*Task to complete*. When the string "small" appears in a line of the records, show the whole line.

*Extracted data entries*.

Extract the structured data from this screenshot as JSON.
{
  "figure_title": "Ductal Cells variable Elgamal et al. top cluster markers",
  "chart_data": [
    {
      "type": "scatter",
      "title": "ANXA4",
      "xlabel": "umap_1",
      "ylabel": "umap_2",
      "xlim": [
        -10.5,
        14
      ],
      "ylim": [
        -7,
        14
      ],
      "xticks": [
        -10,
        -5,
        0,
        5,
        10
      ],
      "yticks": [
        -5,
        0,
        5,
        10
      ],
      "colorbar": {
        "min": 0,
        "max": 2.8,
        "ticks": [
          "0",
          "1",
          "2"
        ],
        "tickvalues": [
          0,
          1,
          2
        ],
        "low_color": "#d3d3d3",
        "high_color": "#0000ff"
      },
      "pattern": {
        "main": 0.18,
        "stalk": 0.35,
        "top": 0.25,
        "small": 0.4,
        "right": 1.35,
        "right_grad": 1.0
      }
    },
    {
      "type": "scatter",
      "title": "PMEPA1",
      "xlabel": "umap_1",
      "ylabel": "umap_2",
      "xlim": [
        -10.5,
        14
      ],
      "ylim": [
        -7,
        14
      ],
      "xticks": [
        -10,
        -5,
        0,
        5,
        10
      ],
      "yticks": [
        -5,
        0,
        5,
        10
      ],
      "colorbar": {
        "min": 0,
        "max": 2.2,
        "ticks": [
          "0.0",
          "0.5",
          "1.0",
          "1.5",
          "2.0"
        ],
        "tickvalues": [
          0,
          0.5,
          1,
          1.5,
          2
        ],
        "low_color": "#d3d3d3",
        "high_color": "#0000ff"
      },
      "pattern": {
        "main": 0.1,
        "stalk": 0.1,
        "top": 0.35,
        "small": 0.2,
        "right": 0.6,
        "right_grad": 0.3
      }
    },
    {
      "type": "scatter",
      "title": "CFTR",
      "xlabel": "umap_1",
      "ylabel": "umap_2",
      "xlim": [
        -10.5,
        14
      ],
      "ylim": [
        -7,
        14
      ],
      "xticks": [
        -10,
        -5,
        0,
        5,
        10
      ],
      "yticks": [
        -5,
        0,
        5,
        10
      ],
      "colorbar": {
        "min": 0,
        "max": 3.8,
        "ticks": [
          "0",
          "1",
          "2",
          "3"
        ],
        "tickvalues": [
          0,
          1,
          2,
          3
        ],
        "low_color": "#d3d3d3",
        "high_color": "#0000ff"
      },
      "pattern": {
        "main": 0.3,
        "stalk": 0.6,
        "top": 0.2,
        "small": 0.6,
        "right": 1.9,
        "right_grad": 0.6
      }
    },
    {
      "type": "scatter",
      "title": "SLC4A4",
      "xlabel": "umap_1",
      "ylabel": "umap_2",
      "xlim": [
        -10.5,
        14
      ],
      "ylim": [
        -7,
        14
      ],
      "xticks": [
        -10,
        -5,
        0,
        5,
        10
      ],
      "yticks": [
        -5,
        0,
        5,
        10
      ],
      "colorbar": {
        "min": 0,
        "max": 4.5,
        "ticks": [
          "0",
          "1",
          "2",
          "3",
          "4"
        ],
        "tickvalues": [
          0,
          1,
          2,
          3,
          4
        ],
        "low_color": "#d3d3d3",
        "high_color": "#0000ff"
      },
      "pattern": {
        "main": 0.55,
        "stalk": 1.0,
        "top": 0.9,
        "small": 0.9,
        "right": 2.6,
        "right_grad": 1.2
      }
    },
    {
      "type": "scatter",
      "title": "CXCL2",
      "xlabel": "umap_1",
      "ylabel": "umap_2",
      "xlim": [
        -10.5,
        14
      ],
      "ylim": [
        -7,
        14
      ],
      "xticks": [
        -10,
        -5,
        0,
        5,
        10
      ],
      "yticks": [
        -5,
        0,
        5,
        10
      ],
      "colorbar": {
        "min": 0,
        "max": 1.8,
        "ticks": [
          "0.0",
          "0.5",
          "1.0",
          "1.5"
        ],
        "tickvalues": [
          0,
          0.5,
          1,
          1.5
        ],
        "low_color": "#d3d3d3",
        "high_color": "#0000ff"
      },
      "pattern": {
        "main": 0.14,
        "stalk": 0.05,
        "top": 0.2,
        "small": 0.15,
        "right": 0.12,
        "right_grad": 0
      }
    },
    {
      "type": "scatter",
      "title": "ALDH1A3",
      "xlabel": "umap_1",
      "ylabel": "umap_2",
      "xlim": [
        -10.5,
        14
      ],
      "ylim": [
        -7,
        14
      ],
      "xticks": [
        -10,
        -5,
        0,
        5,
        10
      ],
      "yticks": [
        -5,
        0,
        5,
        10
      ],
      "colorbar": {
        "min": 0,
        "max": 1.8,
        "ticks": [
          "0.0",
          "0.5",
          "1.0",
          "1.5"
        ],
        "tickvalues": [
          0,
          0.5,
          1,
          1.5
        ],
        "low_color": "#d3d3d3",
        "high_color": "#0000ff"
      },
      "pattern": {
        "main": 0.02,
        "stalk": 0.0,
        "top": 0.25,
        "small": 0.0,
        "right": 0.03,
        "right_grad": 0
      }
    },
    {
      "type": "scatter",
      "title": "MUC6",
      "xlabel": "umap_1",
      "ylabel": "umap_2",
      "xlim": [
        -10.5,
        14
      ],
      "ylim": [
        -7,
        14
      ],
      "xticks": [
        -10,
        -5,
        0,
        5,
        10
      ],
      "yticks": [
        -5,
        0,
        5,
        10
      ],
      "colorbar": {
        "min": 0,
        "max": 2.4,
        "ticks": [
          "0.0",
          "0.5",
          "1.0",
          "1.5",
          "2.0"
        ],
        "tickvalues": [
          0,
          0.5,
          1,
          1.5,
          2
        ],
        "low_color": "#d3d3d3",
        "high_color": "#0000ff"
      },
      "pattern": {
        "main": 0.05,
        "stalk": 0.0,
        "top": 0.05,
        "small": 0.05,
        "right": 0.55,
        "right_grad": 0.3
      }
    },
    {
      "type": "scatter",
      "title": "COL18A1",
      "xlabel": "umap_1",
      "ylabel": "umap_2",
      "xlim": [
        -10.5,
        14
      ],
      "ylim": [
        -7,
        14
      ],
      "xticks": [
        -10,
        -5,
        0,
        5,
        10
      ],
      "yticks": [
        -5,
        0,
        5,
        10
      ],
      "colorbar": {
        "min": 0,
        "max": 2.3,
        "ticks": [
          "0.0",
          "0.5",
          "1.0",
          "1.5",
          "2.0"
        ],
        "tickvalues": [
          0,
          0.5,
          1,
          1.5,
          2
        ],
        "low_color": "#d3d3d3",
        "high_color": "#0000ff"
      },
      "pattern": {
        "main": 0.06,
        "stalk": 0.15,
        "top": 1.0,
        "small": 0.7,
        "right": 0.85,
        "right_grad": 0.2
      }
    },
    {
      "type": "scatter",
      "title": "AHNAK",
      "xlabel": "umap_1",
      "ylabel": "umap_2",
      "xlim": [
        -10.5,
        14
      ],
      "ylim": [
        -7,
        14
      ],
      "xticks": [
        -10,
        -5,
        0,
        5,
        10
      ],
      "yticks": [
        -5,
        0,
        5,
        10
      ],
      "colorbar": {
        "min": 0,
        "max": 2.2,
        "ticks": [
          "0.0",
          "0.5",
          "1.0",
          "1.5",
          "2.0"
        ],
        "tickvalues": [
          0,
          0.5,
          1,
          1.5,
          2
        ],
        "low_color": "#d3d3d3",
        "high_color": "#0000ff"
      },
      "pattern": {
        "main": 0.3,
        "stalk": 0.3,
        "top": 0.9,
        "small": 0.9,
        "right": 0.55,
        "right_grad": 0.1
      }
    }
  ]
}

*Final answer*.
        "small": 0.4,
        "small": 0.2,
        "small": 0.6,
        "small": 0.9,
        "small": 0.15,
        "small": 0.0,
        "small": 0.05,
        "small": 0.7,
        "small": 0.9,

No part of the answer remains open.